- **Challenge**
Below are records; state how many of their lines hold the word "Automatic", and give only the figure.

- **Data entries**
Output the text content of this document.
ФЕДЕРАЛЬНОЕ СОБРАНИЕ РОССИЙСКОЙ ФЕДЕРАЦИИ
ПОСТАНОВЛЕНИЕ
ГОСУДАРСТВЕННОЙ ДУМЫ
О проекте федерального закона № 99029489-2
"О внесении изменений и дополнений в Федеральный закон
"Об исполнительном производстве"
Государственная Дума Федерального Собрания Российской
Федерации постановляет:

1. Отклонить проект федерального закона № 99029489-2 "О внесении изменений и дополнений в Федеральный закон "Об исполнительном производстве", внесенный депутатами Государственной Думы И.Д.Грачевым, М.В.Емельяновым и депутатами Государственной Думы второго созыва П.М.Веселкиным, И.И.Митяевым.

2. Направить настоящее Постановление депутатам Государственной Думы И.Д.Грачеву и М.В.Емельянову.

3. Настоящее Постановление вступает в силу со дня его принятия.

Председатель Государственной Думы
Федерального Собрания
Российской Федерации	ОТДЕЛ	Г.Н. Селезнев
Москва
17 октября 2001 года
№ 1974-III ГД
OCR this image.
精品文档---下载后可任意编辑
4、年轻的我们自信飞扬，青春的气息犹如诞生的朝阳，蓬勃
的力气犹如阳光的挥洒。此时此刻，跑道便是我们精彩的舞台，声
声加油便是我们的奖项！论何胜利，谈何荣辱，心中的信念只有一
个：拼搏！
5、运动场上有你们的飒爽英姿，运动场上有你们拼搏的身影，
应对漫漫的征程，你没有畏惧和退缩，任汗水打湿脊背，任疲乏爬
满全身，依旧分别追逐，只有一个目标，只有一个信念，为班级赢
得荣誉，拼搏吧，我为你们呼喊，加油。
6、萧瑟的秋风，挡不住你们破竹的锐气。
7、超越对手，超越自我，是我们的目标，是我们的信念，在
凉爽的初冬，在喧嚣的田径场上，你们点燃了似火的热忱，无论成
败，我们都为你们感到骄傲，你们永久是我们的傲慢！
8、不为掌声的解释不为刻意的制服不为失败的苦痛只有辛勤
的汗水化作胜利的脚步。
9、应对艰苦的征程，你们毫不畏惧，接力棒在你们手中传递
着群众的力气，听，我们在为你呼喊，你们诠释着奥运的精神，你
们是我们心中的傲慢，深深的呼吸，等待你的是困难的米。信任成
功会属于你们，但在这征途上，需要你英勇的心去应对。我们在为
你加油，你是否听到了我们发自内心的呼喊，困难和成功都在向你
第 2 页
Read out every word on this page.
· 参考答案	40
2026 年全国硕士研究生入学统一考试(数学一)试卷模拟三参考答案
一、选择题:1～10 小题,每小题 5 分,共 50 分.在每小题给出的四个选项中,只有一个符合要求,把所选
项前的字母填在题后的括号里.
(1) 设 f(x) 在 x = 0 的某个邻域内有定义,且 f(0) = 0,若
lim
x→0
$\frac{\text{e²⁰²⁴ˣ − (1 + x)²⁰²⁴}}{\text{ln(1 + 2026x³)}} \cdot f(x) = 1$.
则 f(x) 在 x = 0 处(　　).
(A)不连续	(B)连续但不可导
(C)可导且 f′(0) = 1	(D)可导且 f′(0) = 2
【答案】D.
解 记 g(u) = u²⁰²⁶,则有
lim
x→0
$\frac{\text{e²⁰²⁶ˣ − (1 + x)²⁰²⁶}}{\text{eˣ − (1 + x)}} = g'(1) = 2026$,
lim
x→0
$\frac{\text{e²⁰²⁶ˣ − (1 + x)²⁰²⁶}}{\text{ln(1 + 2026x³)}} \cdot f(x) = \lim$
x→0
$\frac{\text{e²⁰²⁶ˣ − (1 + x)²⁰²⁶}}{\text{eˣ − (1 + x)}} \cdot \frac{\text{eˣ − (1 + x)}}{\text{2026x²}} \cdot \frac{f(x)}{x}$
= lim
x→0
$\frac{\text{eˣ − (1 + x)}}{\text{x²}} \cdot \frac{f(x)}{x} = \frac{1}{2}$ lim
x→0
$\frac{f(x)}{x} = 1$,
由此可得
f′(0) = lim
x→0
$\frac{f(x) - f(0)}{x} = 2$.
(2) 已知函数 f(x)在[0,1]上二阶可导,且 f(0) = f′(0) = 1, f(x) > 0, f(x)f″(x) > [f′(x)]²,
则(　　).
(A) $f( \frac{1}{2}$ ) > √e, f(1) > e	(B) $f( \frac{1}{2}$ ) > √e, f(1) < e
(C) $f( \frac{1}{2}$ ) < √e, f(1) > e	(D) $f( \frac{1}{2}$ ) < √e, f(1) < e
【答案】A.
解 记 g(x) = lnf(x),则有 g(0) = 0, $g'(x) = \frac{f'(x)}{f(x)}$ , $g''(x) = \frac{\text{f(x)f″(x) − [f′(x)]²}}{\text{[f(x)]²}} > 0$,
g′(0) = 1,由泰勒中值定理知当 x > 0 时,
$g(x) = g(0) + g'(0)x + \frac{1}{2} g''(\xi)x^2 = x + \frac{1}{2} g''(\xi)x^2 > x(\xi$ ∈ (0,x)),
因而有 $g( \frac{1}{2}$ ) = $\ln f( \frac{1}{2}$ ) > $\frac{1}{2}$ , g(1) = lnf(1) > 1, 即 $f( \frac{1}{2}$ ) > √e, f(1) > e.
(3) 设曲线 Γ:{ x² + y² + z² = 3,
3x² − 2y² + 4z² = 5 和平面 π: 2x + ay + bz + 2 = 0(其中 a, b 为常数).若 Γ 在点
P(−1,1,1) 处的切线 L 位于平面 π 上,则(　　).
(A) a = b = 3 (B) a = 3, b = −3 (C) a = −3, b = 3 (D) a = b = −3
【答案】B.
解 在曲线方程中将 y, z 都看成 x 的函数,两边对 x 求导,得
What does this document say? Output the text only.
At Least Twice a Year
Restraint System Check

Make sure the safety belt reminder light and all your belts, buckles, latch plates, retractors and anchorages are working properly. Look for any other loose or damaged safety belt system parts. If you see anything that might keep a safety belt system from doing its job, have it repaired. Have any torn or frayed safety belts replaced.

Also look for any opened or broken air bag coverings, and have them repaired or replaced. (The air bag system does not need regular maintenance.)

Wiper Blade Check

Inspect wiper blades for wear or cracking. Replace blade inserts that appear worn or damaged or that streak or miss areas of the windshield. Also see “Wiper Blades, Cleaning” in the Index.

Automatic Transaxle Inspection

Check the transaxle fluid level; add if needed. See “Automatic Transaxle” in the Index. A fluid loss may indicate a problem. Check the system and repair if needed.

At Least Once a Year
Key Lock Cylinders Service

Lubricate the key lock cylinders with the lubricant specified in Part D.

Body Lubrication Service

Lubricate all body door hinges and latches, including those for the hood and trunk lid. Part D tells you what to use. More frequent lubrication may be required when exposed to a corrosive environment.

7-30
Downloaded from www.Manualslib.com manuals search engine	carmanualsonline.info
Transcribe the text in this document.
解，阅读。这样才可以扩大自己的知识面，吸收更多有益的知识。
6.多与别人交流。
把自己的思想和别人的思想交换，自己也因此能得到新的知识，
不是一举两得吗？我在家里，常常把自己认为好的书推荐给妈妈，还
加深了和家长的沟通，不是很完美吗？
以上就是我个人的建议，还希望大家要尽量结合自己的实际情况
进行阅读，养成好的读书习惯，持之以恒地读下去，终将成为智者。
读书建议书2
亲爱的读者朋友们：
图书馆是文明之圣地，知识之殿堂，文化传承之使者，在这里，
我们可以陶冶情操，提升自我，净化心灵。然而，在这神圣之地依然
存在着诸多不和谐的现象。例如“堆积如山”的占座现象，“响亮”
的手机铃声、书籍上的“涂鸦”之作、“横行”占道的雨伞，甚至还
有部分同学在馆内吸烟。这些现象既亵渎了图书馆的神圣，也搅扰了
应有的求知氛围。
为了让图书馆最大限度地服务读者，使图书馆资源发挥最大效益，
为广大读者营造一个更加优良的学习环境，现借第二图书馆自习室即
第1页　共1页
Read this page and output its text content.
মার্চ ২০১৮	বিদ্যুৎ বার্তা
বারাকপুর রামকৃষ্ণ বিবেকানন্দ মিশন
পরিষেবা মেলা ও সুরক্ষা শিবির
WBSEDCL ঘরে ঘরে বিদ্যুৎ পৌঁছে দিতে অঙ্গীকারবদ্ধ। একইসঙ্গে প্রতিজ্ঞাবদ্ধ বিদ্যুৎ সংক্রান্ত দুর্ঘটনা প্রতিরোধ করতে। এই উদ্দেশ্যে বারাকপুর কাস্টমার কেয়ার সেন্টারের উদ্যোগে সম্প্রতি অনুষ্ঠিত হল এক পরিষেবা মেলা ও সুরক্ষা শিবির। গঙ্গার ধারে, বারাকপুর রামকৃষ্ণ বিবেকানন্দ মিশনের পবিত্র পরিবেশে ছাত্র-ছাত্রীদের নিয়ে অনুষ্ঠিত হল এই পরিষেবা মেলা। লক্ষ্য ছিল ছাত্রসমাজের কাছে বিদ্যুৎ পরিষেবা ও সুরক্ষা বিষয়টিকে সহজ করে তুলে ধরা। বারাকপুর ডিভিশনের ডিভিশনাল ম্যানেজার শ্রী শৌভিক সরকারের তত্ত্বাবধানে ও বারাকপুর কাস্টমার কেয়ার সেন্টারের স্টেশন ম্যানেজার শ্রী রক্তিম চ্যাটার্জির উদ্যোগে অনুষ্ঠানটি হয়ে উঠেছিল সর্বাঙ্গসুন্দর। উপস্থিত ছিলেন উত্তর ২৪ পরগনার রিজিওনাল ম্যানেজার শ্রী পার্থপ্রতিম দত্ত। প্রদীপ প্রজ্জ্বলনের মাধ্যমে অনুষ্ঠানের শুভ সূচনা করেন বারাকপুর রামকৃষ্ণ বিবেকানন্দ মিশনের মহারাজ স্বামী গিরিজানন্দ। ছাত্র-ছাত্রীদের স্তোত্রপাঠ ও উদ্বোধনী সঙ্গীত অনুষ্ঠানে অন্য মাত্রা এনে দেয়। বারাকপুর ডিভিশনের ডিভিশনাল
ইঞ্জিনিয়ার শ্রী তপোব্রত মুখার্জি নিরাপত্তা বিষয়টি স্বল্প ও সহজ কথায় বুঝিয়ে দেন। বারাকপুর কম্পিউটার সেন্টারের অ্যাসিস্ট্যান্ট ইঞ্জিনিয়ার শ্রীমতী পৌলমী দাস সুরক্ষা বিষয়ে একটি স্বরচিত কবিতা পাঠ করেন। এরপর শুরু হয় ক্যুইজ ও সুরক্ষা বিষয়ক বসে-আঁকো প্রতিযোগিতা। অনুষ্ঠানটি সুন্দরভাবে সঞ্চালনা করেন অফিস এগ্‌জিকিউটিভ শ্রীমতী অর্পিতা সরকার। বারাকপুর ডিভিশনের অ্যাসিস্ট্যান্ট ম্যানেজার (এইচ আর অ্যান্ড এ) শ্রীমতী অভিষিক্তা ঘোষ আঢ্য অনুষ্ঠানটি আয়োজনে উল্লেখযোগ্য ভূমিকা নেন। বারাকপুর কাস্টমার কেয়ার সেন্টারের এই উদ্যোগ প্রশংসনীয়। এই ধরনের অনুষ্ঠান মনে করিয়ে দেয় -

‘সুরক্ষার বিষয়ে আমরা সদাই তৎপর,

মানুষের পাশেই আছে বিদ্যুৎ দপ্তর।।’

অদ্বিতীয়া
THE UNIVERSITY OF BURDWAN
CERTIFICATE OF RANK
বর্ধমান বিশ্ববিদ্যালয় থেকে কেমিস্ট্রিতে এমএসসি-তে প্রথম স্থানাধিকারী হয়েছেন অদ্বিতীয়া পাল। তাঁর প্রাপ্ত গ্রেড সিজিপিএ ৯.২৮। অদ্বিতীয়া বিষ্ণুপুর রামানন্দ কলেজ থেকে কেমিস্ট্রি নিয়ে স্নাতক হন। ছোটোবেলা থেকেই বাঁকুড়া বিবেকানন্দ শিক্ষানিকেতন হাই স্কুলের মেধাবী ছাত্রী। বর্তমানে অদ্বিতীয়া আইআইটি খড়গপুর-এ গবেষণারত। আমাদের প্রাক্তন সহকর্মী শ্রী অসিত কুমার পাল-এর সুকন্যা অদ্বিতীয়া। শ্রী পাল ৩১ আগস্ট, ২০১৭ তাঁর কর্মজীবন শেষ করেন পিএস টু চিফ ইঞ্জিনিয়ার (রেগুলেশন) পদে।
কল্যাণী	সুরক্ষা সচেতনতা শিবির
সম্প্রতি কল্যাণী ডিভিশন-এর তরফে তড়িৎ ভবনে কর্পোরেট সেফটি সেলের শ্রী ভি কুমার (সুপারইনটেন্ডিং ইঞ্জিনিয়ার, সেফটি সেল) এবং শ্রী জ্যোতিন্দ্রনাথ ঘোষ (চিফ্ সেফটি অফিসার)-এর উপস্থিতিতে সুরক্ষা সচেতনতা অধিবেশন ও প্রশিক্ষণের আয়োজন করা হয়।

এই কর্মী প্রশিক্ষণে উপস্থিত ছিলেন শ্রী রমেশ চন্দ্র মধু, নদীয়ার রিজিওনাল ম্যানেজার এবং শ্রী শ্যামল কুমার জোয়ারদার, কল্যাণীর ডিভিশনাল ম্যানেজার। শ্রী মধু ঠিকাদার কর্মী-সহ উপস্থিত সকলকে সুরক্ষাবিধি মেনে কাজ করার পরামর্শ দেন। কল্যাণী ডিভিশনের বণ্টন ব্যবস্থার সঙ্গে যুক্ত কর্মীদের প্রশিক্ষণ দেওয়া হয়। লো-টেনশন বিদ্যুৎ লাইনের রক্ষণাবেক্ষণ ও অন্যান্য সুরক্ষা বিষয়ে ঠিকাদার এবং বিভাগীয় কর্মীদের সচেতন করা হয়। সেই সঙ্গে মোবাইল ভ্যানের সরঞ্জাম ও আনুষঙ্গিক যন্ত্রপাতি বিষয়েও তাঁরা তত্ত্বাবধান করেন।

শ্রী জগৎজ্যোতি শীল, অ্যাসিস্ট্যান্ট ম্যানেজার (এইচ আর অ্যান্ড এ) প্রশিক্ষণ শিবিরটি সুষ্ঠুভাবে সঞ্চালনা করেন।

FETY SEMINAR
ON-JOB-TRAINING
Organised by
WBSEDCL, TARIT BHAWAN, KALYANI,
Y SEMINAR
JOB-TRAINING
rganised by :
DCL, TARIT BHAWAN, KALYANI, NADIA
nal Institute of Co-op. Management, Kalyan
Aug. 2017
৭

- **Answer to the task**
2